**Exercise objective**
In the material below, find each line holding the string "name" and copy it.
* start *
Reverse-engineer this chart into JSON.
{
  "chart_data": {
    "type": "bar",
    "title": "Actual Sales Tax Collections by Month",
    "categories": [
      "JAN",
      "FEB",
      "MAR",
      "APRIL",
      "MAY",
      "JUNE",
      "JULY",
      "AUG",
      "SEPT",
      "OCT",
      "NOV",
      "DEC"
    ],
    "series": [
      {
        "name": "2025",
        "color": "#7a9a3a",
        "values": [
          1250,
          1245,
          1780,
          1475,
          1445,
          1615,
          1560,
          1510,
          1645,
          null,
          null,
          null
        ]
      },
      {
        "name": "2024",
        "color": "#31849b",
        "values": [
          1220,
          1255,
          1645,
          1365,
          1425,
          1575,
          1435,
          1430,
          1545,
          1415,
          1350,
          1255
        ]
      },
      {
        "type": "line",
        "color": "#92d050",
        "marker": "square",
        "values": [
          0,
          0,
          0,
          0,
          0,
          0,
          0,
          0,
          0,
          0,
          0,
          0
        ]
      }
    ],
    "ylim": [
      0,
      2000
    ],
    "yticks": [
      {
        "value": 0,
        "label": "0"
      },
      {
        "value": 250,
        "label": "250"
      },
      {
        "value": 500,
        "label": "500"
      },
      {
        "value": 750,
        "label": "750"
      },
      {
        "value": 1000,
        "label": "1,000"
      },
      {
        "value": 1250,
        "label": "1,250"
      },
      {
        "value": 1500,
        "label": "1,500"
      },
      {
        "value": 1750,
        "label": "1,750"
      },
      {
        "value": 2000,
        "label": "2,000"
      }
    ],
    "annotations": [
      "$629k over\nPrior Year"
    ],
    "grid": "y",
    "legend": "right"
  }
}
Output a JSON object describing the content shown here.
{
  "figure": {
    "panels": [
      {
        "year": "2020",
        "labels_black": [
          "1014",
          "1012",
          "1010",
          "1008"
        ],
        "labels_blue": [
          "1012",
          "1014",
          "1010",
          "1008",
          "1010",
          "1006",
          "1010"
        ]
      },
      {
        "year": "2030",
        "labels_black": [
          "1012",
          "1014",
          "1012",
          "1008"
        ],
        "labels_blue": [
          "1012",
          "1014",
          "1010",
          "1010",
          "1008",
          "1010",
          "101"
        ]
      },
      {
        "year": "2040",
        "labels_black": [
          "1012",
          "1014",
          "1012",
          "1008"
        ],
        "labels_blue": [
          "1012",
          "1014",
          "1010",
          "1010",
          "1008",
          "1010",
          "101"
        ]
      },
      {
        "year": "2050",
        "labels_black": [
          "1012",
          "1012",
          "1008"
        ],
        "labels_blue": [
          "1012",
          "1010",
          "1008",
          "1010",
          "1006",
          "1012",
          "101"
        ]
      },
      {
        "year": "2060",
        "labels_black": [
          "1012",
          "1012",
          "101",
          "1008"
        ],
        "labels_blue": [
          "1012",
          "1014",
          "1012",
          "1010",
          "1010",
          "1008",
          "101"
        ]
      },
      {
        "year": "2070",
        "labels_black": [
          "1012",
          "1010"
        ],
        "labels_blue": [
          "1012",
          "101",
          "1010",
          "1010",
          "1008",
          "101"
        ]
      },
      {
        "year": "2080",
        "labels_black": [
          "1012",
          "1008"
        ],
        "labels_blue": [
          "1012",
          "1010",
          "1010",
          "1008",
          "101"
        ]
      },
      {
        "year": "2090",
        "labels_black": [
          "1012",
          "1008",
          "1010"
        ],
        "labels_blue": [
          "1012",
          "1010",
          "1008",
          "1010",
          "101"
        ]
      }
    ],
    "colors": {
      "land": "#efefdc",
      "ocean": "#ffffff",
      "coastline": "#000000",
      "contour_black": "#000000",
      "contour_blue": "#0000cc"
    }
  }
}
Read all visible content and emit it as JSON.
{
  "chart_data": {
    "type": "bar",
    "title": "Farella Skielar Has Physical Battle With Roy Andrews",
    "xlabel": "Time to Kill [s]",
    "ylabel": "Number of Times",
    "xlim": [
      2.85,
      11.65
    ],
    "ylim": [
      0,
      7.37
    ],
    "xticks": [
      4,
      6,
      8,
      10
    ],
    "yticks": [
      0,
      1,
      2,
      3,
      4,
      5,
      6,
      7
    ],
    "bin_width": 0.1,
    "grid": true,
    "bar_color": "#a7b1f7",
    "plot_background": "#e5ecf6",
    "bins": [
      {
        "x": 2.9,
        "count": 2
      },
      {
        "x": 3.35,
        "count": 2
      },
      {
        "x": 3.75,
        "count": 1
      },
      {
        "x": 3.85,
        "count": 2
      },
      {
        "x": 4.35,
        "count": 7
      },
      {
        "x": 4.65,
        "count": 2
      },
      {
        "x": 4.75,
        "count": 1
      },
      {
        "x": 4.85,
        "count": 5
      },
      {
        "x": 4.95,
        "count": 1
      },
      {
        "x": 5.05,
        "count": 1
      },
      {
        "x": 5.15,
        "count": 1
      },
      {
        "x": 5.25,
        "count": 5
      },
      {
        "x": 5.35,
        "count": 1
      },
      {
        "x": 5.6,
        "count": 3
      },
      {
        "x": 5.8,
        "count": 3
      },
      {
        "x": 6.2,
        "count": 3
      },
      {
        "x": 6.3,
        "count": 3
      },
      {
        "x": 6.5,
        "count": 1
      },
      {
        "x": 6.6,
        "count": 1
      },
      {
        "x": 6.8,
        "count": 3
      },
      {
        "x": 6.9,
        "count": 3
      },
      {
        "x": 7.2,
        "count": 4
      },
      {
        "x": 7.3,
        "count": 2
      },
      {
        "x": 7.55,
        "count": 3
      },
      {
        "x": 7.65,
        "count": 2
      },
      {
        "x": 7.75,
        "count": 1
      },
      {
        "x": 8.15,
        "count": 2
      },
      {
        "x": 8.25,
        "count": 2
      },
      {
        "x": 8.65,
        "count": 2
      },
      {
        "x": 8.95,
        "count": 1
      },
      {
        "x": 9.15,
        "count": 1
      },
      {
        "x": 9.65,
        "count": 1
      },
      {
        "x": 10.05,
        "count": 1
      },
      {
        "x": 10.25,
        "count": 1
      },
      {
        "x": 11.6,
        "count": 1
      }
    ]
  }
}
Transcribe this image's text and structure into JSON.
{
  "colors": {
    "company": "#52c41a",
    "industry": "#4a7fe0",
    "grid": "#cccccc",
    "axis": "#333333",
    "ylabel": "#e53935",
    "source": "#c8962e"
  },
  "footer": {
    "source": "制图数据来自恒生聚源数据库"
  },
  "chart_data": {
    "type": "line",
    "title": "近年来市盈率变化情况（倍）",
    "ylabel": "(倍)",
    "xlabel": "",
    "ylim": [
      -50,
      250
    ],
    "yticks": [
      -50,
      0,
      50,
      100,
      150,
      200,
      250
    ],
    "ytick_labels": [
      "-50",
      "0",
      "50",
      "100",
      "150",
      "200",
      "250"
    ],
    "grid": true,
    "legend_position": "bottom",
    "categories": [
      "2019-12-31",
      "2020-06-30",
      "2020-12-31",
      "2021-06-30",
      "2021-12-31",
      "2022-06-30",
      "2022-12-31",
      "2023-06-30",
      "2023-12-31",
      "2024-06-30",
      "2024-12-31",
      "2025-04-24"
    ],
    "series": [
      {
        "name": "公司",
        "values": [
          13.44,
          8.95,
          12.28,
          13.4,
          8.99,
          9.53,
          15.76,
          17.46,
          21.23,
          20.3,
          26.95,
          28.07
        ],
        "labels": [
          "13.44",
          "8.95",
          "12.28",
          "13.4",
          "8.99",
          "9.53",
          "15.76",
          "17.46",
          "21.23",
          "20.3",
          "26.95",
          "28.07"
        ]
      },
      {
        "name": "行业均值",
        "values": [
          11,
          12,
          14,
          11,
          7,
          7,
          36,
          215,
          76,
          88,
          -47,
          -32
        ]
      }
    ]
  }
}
* end *
**Exercise response**
        "name": "2025",
        "name": "2024",
        "name": "公司",
        "name": "行业均值",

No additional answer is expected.